Dataset listings of figures:
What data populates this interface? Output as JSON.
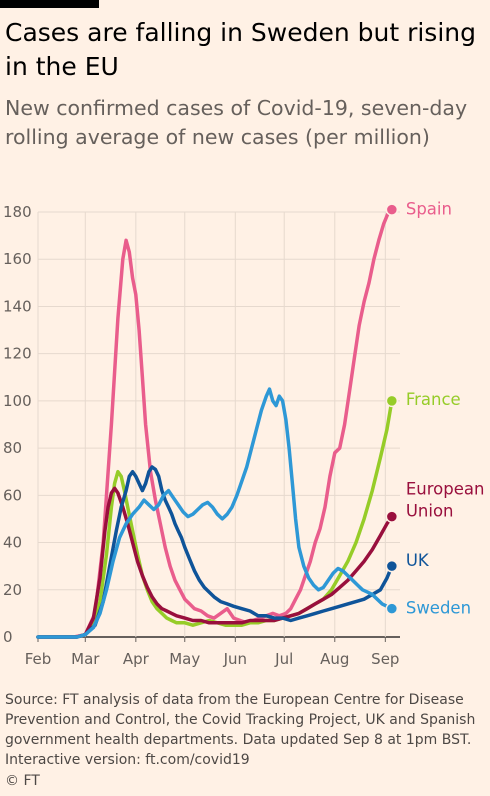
{
  "title": "Cases are falling in Sweden but rising in the EU",
  "subtitle": "New confirmed cases of Covid-19, seven-day rolling average of new cases (per million)",
  "source": "Source: FT analysis of data from the European Centre for Disease Prevention and Control, the Covid Tracking Project, UK and Spanish government health departments. Data updated Sep 8 at 1pm BST. Interactive version: ft.com/covid19",
  "brand": "© FT",
  "chart_data": {
    "type": "line",
    "title": "Cases are falling in Sweden but rising in the EU",
    "subtitle": "New confirmed cases of Covid-19, seven-day rolling average of new cases (per million)",
    "xlabel": "",
    "ylabel": "",
    "ylim": [
      0,
      180
    ],
    "yticks": [
      0,
      20,
      40,
      60,
      80,
      100,
      120,
      140,
      160,
      180
    ],
    "xlim": [
      0,
      222
    ],
    "xticks": [
      {
        "label": "Feb",
        "x": 0
      },
      {
        "label": "Mar",
        "x": 29
      },
      {
        "label": "Apr",
        "x": 60
      },
      {
        "label": "May",
        "x": 90
      },
      {
        "label": "Jun",
        "x": 121
      },
      {
        "label": "Jul",
        "x": 151
      },
      {
        "label": "Aug",
        "x": 182
      },
      {
        "label": "Sep",
        "x": 213
      }
    ],
    "x_unit": "days since Feb 1",
    "grid": true,
    "legend": "direct labels at line ends",
    "series": [
      {
        "name": "Spain",
        "color": "#e95d8c",
        "label_lines": [
          "Spain"
        ],
        "points": [
          [
            0,
            0
          ],
          [
            22,
            0
          ],
          [
            29,
            1
          ],
          [
            35,
            10
          ],
          [
            40,
            40
          ],
          [
            45,
            90
          ],
          [
            49,
            135
          ],
          [
            52,
            160
          ],
          [
            54,
            168
          ],
          [
            56,
            163
          ],
          [
            58,
            152
          ],
          [
            60,
            145
          ],
          [
            62,
            130
          ],
          [
            64,
            110
          ],
          [
            66,
            90
          ],
          [
            69,
            70
          ],
          [
            72,
            58
          ],
          [
            75,
            48
          ],
          [
            78,
            38
          ],
          [
            81,
            30
          ],
          [
            84,
            24
          ],
          [
            87,
            20
          ],
          [
            90,
            16
          ],
          [
            93,
            14
          ],
          [
            96,
            12
          ],
          [
            100,
            11
          ],
          [
            104,
            9
          ],
          [
            108,
            8
          ],
          [
            112,
            10
          ],
          [
            116,
            12
          ],
          [
            120,
            8
          ],
          [
            124,
            7
          ],
          [
            128,
            6
          ],
          [
            132,
            7
          ],
          [
            136,
            8
          ],
          [
            140,
            9
          ],
          [
            144,
            10
          ],
          [
            148,
            9
          ],
          [
            152,
            10
          ],
          [
            155,
            12
          ],
          [
            158,
            16
          ],
          [
            161,
            20
          ],
          [
            164,
            26
          ],
          [
            167,
            32
          ],
          [
            170,
            40
          ],
          [
            173,
            46
          ],
          [
            176,
            55
          ],
          [
            179,
            68
          ],
          [
            182,
            78
          ],
          [
            185,
            80
          ],
          [
            188,
            90
          ],
          [
            191,
            104
          ],
          [
            194,
            118
          ],
          [
            197,
            132
          ],
          [
            200,
            142
          ],
          [
            203,
            150
          ],
          [
            206,
            160
          ],
          [
            209,
            168
          ],
          [
            212,
            175
          ],
          [
            215,
            180
          ],
          [
            217,
            181
          ]
        ]
      },
      {
        "name": "France",
        "color": "#96cc28",
        "label_lines": [
          "France"
        ],
        "points": [
          [
            0,
            0
          ],
          [
            24,
            0
          ],
          [
            29,
            1
          ],
          [
            34,
            5
          ],
          [
            38,
            15
          ],
          [
            42,
            35
          ],
          [
            45,
            55
          ],
          [
            47,
            65
          ],
          [
            49,
            70
          ],
          [
            51,
            68
          ],
          [
            53,
            62
          ],
          [
            55,
            55
          ],
          [
            58,
            45
          ],
          [
            61,
            35
          ],
          [
            64,
            26
          ],
          [
            67,
            20
          ],
          [
            70,
            15
          ],
          [
            73,
            12
          ],
          [
            76,
            10
          ],
          [
            79,
            8
          ],
          [
            82,
            7
          ],
          [
            85,
            6
          ],
          [
            90,
            6
          ],
          [
            95,
            5
          ],
          [
            100,
            6
          ],
          [
            105,
            7
          ],
          [
            110,
            6
          ],
          [
            115,
            5
          ],
          [
            120,
            5
          ],
          [
            125,
            5
          ],
          [
            130,
            6
          ],
          [
            135,
            6
          ],
          [
            140,
            7
          ],
          [
            145,
            7
          ],
          [
            150,
            8
          ],
          [
            155,
            9
          ],
          [
            160,
            10
          ],
          [
            165,
            12
          ],
          [
            170,
            14
          ],
          [
            175,
            16
          ],
          [
            180,
            20
          ],
          [
            185,
            26
          ],
          [
            190,
            32
          ],
          [
            195,
            40
          ],
          [
            200,
            50
          ],
          [
            205,
            62
          ],
          [
            210,
            76
          ],
          [
            214,
            88
          ],
          [
            217,
            100
          ]
        ]
      },
      {
        "name": "European Union",
        "color": "#990f3d",
        "label_lines": [
          "European",
          "Union"
        ],
        "points": [
          [
            0,
            0
          ],
          [
            24,
            0
          ],
          [
            29,
            1
          ],
          [
            34,
            8
          ],
          [
            38,
            25
          ],
          [
            41,
            45
          ],
          [
            43,
            55
          ],
          [
            45,
            61
          ],
          [
            47,
            63
          ],
          [
            49,
            61
          ],
          [
            52,
            55
          ],
          [
            55,
            48
          ],
          [
            58,
            40
          ],
          [
            61,
            32
          ],
          [
            64,
            26
          ],
          [
            67,
            21
          ],
          [
            70,
            17
          ],
          [
            73,
            14
          ],
          [
            76,
            12
          ],
          [
            79,
            11
          ],
          [
            82,
            10
          ],
          [
            85,
            9
          ],
          [
            90,
            8
          ],
          [
            95,
            7
          ],
          [
            100,
            7
          ],
          [
            105,
            6
          ],
          [
            110,
            6
          ],
          [
            115,
            6
          ],
          [
            120,
            6
          ],
          [
            125,
            6
          ],
          [
            130,
            7
          ],
          [
            135,
            7
          ],
          [
            140,
            7
          ],
          [
            145,
            7
          ],
          [
            150,
            8
          ],
          [
            155,
            9
          ],
          [
            160,
            10
          ],
          [
            165,
            12
          ],
          [
            170,
            14
          ],
          [
            175,
            16
          ],
          [
            180,
            18
          ],
          [
            185,
            21
          ],
          [
            190,
            24
          ],
          [
            195,
            28
          ],
          [
            200,
            32
          ],
          [
            205,
            37
          ],
          [
            210,
            43
          ],
          [
            214,
            48
          ],
          [
            217,
            51
          ]
        ]
      },
      {
        "name": "UK",
        "color": "#0f5499",
        "label_lines": [
          "UK"
        ],
        "points": [
          [
            0,
            0
          ],
          [
            24,
            0
          ],
          [
            29,
            1
          ],
          [
            35,
            5
          ],
          [
            40,
            15
          ],
          [
            44,
            30
          ],
          [
            48,
            45
          ],
          [
            51,
            55
          ],
          [
            54,
            62
          ],
          [
            56,
            68
          ],
          [
            58,
            70
          ],
          [
            60,
            68
          ],
          [
            62,
            65
          ],
          [
            64,
            62
          ],
          [
            66,
            65
          ],
          [
            68,
            70
          ],
          [
            70,
            72
          ],
          [
            72,
            71
          ],
          [
            74,
            68
          ],
          [
            76,
            62
          ],
          [
            78,
            58
          ],
          [
            80,
            55
          ],
          [
            82,
            52
          ],
          [
            84,
            48
          ],
          [
            86,
            45
          ],
          [
            88,
            42
          ],
          [
            90,
            38
          ],
          [
            93,
            33
          ],
          [
            96,
            28
          ],
          [
            99,
            24
          ],
          [
            102,
            21
          ],
          [
            105,
            19
          ],
          [
            108,
            17
          ],
          [
            112,
            15
          ],
          [
            116,
            14
          ],
          [
            120,
            13
          ],
          [
            125,
            12
          ],
          [
            130,
            11
          ],
          [
            135,
            9
          ],
          [
            140,
            9
          ],
          [
            145,
            8
          ],
          [
            150,
            8
          ],
          [
            155,
            7
          ],
          [
            160,
            8
          ],
          [
            165,
            9
          ],
          [
            170,
            10
          ],
          [
            175,
            11
          ],
          [
            180,
            12
          ],
          [
            185,
            13
          ],
          [
            190,
            14
          ],
          [
            195,
            15
          ],
          [
            200,
            16
          ],
          [
            205,
            18
          ],
          [
            210,
            20
          ],
          [
            214,
            25
          ],
          [
            217,
            30
          ]
        ]
      },
      {
        "name": "Sweden",
        "color": "#2e98d6",
        "label_lines": [
          "Sweden"
        ],
        "points": [
          [
            0,
            0
          ],
          [
            24,
            0
          ],
          [
            29,
            1
          ],
          [
            34,
            4
          ],
          [
            38,
            10
          ],
          [
            42,
            20
          ],
          [
            46,
            32
          ],
          [
            50,
            42
          ],
          [
            54,
            48
          ],
          [
            58,
            52
          ],
          [
            62,
            55
          ],
          [
            65,
            58
          ],
          [
            68,
            56
          ],
          [
            71,
            54
          ],
          [
            74,
            56
          ],
          [
            77,
            60
          ],
          [
            80,
            62
          ],
          [
            83,
            59
          ],
          [
            86,
            56
          ],
          [
            89,
            53
          ],
          [
            92,
            51
          ],
          [
            95,
            52
          ],
          [
            98,
            54
          ],
          [
            101,
            56
          ],
          [
            104,
            57
          ],
          [
            107,
            55
          ],
          [
            110,
            52
          ],
          [
            113,
            50
          ],
          [
            116,
            52
          ],
          [
            119,
            55
          ],
          [
            122,
            60
          ],
          [
            125,
            66
          ],
          [
            128,
            72
          ],
          [
            131,
            80
          ],
          [
            134,
            88
          ],
          [
            137,
            96
          ],
          [
            140,
            102
          ],
          [
            142,
            105
          ],
          [
            144,
            100
          ],
          [
            146,
            98
          ],
          [
            148,
            102
          ],
          [
            150,
            100
          ],
          [
            152,
            92
          ],
          [
            154,
            80
          ],
          [
            156,
            65
          ],
          [
            158,
            50
          ],
          [
            160,
            38
          ],
          [
            163,
            30
          ],
          [
            166,
            25
          ],
          [
            169,
            22
          ],
          [
            172,
            20
          ],
          [
            175,
            21
          ],
          [
            178,
            24
          ],
          [
            181,
            27
          ],
          [
            184,
            29
          ],
          [
            187,
            28
          ],
          [
            190,
            26
          ],
          [
            193,
            24
          ],
          [
            196,
            22
          ],
          [
            199,
            20
          ],
          [
            202,
            19
          ],
          [
            205,
            18
          ],
          [
            208,
            16
          ],
          [
            211,
            14
          ],
          [
            214,
            13
          ],
          [
            217,
            12
          ]
        ]
      }
    ]
  }
}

PROBLEM REQUIREMENTS: The word "Sweden" appears in how many lines of the records? Give the number only.

COMPLETED EXERCISE: 4